- [Description of the task]
Repeat everything in the material exactly.

Dataset items:
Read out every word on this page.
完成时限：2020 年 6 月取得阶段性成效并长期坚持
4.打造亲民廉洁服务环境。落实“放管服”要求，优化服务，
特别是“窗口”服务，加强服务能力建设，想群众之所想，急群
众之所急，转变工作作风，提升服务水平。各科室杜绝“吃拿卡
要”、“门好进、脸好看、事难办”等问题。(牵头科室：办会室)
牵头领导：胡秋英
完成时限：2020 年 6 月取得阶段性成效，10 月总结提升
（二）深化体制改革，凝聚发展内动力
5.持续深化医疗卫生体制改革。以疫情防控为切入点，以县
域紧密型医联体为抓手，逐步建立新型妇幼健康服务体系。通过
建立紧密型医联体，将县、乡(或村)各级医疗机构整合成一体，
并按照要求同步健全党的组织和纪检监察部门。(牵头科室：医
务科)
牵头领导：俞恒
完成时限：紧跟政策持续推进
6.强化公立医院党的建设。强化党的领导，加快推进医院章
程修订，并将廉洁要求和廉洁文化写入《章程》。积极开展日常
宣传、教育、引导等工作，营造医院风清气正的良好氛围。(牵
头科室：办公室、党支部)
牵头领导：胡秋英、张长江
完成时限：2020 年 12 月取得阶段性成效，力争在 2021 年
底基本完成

- [Problem solution]
Read out every word on this page.
完成时限：2020 年 6 月取得阶段性成效并长期坚持
4.打造亲民廉洁服务环境。落实“放管服”要求，优化服务，
特别是“窗口”服务，加强服务能力建设，想群众之所想，急群
众之所急，转变工作作风，提升服务水平。各科室杜绝“吃拿卡
要”、“门好进、脸好看、事难办”等问题。(牵头科室：办会室)
牵头领导：胡秋英
完成时限：2020 年 6 月取得阶段性成效，10 月总结提升
（二）深化体制改革，凝聚发展内动力
5.持续深化医疗卫生体制改革。以疫情防控为切入点，以县
域紧密型医联体为抓手，逐步建立新型妇幼健康服务体系。通过
建立紧密型医联体，将县、乡(或村)各级医疗机构整合成一体，
并按照要求同步健全党的组织和纪检监察部门。(牵头科室：医
务科)
牵头领导：俞恒
完成时限：紧跟政策持续推进
6.强化公立医院党的建设。强化党的领导，加快推进医院章
程修订，并将廉洁要求和廉洁文化写入《章程》。积极开展日常
宣传、教育、引导等工作，营造医院风清气正的良好氛围。(牵
头科室：办公室、党支部)
牵头领导：胡秋英、张长江
完成时限：2020 年 12 月取得阶段性成效，力争在 2021 年
底基本完成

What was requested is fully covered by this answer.